*练习题目*
下方讲解 GCD 源码的选段中，主队列 _dispatch_main_q 的 dq_label 字段被赋予了什么值？

*选段原文*
* * * * *

使用版本:
libdispatch-1173.40.5.tar
涉及到的数据结构在我的另一篇 其他:数据结构源码解析
本篇还是我对函数源码的逐步探究, 核心内容在正文中: 正文: 以 GCD 的接口为引, 看源码实现
dispatch_get_main_queue
里面返回一个宏, 关键的地方在 _dispatch_main_q
dispatch_queue_main_t dispatch_get_main_queue(void){
return DISPATCH_GLOBAL_OBJECT(dispatch_queue_main_t, _dispatch_main_q);
}
可以看到, _dispatch_main_q 直接是一个结构体的变量, 并在最开始已经做完了初始化
struct dispatch_queue_static_s _dispatch_main_q = {
DISPATCH_GLOBAL_OBJECT_HEADER(queue_main),
#if !DISPATCH_USE_RESOLVERS
.do_targetq = _dispatch_get_default_queue(true),
#endif
.dq_state = DISPATCH_QUEUE_STATE_INIT_VALUE(1) |
DISPATCH_QUEUE_ROLE_BASE_ANON,
.dq_label = "com.apple.main-thread",
.dq_atomic_flags = DQF_THREAD_BOUND | DQF_WIDTH(1),
.dq_serialnum = 1,
};
dispatch_get_global_queue
init.c
入参: long priority & unsigned long flags
核心代码: 返回一个 root_queue
return _dispatch_get_root_queue(qos, flags & DISPATCH_QUEUE_OVERCOMMIT);
从头往下看: 忽略断言部分
~是按位取反
下面的代码是判断 flags 为某个值(我没算出来),时直接返回结束,
DISPATCH_QUEUE_OVERCOMMIT = 0x2ull
if (flags & ~(unsigned long)DISPATCH_QUEUE_OVERCOMMIT)
dispatch_qos_t 的本质是整型, 这里做的操作是, 把入参的priority, 通过一个转换函数转换为另一个整型qos
内部函数可以理解为是在实现两个 enum 的转换, 将外部定义的优先级,转为内部的执行优先级
qos(quality-of-service) 官方文档有提到:Apple Developer Documentation,其实就是线程中优先级的意思
typedef uint32_t dispatch_qos_t;
dispatch_qos_t qos = _dispatch_qos_from_queue_priority(priority);
这些判断结束后, 就是返回_dispatch_get_root_queue
完整代码如下:
dispatch_queue_t dispatch_get_global_queue(long priority, unsigned long flags)

* * * * *

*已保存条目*

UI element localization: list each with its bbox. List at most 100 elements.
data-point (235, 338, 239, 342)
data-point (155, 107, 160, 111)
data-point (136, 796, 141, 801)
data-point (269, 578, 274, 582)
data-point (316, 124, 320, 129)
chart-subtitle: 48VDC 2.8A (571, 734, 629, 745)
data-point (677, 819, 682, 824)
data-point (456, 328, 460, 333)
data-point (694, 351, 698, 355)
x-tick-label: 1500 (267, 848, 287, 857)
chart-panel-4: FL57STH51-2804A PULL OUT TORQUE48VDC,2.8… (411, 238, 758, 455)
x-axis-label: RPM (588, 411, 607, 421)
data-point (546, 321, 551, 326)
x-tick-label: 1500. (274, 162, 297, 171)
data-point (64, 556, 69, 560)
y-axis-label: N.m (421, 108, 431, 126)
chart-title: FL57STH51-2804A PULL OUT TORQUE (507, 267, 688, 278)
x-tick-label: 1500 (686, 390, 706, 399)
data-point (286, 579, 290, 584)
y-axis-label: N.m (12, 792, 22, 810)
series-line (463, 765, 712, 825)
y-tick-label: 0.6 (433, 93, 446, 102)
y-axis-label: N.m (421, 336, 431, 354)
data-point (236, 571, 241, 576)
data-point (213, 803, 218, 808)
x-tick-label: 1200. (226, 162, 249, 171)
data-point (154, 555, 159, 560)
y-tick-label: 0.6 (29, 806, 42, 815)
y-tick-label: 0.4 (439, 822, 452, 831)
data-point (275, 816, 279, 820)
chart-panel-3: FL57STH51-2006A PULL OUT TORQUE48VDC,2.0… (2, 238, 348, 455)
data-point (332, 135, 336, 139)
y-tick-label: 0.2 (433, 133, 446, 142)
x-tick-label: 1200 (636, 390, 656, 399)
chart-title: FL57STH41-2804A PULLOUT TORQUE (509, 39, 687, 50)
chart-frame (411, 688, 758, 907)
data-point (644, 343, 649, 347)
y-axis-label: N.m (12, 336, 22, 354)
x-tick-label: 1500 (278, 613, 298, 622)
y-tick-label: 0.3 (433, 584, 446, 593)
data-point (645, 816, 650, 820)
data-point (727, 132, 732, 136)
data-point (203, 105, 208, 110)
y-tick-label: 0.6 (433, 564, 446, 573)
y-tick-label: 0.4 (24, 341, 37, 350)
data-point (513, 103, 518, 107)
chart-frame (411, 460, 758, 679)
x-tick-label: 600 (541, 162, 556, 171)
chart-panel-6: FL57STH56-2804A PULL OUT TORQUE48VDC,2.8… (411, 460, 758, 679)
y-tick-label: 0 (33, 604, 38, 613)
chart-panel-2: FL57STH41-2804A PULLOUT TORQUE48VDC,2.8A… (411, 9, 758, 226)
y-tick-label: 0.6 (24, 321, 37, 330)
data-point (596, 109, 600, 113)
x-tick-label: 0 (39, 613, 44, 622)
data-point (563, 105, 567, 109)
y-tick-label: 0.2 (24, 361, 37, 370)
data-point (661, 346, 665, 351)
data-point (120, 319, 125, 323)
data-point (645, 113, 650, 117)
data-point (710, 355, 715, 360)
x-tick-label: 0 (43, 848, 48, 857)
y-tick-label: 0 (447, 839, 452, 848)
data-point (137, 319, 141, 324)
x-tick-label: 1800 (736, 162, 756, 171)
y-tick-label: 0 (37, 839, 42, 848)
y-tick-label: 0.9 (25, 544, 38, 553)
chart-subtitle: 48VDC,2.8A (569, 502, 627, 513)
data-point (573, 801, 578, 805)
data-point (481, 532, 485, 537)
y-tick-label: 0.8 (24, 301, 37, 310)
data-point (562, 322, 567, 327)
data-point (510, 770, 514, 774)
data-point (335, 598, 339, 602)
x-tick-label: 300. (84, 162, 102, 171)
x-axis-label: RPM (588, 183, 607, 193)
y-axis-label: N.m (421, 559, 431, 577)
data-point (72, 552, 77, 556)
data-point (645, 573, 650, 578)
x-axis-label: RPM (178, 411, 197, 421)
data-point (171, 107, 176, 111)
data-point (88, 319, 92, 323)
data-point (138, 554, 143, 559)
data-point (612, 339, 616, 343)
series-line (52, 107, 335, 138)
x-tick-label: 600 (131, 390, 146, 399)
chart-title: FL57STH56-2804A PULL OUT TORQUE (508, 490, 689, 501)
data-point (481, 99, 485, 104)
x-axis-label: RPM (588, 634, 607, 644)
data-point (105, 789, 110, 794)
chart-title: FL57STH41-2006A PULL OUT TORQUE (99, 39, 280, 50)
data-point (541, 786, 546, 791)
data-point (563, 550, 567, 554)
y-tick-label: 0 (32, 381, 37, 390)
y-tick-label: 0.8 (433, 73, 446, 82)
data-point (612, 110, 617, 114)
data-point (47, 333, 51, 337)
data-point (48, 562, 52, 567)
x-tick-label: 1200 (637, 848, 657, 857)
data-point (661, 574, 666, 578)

* * * * *

*本题答案*
"com.apple.main-thread"